**Your objective:** What follows are records. Restate all of them word for word.

**Dataset records:**

·····

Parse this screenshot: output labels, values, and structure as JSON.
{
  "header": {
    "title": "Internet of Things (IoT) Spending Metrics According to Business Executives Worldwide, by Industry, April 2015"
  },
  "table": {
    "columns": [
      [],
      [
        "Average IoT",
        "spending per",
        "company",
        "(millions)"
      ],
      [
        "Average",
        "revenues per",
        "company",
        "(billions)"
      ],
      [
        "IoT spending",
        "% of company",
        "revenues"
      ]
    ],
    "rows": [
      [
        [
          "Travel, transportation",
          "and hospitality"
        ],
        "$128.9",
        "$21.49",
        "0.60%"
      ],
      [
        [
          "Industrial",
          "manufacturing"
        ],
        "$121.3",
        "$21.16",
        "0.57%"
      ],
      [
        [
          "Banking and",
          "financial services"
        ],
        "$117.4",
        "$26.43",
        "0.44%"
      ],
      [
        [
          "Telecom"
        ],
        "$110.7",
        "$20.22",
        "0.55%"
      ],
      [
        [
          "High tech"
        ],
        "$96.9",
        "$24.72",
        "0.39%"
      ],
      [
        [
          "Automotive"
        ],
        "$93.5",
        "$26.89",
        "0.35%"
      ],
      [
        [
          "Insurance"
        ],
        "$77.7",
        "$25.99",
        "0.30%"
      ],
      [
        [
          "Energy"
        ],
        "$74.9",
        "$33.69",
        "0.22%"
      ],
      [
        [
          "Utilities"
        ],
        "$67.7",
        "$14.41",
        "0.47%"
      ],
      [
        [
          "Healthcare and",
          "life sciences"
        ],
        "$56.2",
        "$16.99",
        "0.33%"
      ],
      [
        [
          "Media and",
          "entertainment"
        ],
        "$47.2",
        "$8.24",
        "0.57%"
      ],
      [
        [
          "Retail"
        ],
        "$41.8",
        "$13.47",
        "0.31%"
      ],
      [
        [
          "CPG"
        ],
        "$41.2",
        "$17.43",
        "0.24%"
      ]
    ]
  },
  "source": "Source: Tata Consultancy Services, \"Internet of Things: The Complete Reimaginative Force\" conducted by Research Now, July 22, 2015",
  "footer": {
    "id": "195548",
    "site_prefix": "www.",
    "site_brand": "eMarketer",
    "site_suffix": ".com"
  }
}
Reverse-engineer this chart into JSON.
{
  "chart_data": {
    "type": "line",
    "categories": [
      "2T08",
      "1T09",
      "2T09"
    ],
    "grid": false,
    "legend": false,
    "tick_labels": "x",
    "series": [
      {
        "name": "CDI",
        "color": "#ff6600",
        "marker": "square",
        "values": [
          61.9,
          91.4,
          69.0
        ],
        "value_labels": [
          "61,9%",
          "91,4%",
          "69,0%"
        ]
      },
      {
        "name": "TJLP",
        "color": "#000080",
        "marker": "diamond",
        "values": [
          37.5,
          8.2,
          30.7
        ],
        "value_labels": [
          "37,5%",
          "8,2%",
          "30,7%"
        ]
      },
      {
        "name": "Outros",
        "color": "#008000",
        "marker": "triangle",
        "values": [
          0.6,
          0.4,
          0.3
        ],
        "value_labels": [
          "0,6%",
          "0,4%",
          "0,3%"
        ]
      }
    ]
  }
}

·····

**Task solution:**
Parse this screenshot: output labels, values, and structure as JSON.
{
  "header": {
    "title": "Internet of Things (IoT) Spending Metrics According to Business Executives Worldwide, by Industry, April 2015"
  },
  "table": {
    "columns": [
      [],
      [
        "Average IoT",
        "spending per",
        "company",
        "(millions)"
      ],
      [
        "Average",
        "revenues per",
        "company",
        "(billions)"
      ],
      [
        "IoT spending",
        "% of company",
        "revenues"
      ]
    ],
    "rows": [
      [
        [
          "Travel, transportation",
          "and hospitality"
        ],
        "$128.9",
        "$21.49",
        "0.60%"
      ],
      [
        [
          "Industrial",
          "manufacturing"
        ],
        "$121.3",
        "$21.16",
        "0.57%"
      ],
      [
        [
          "Banking and",
          "financial services"
        ],
        "$117.4",
        "$26.43",
        "0.44%"
      ],
      [
        [
          "Telecom"
        ],
        "$110.7",
        "$20.22",
        "0.55%"
      ],
      [
        [
          "High tech"
        ],
        "$96.9",
        "$24.72",
        "0.39%"
      ],
      [
        [
          "Automotive"
        ],
        "$93.5",
        "$26.89",
        "0.35%"
      ],
      [
        [
          "Insurance"
        ],
        "$77.7",
        "$25.99",
        "0.30%"
      ],
      [
        [
          "Energy"
        ],
        "$74.9",
        "$33.69",
        "0.22%"
      ],
      [
        [
          "Utilities"
        ],
        "$67.7",
        "$14.41",
        "0.47%"
      ],
      [
        [
          "Healthcare and",
          "life sciences"
        ],
        "$56.2",
        "$16.99",
        "0.33%"
      ],
      [
        [
          "Media and",
          "entertainment"
        ],
        "$47.2",
        "$8.24",
        "0.57%"
      ],
      [
        [
          "Retail"
        ],
        "$41.8",
        "$13.47",
        "0.31%"
      ],
      [
        [
          "CPG"
        ],
        "$41.2",
        "$17.43",
        "0.24%"
      ]
    ]
  },
  "source": "Source: Tata Consultancy Services, \"Internet of Things: The Complete Reimaginative Force\" conducted by Research Now, July 22, 2015",
  "footer": {
    "id": "195548",
    "site_prefix": "www.",
    "site_brand": "eMarketer",
    "site_suffix": ".com"
  }
}
Reverse-engineer this chart into JSON.
{
  "chart_data": {
    "type": "line",
    "categories": [
      "2T08",
      "1T09",
      "2T09"
    ],
    "grid": false,
    "legend": false,
    "tick_labels": "x",
    "series": [
      {
        "name": "CDI",
        "color": "#ff6600",
        "marker": "square",
        "values": [
          61.9,
          91.4,
          69.0
        ],
        "value_labels": [
          "61,9%",
          "91,4%",
          "69,0%"
        ]
      },
      {
        "name": "TJLP",
        "color": "#000080",
        "marker": "diamond",
        "values": [
          37.5,
          8.2,
          30.7
        ],
        "value_labels": [
          "37,5%",
          "8,2%",
          "30,7%"
        ]
      },
      {
        "name": "Outros",
        "color": "#008000",
        "marker": "triangle",
        "values": [
          0.6,
          0.4,
          0.3
        ],
        "value_labels": [
          "0,6%",
          "0,4%",
          "0,3%"
        ]
      }
    ]
  }
}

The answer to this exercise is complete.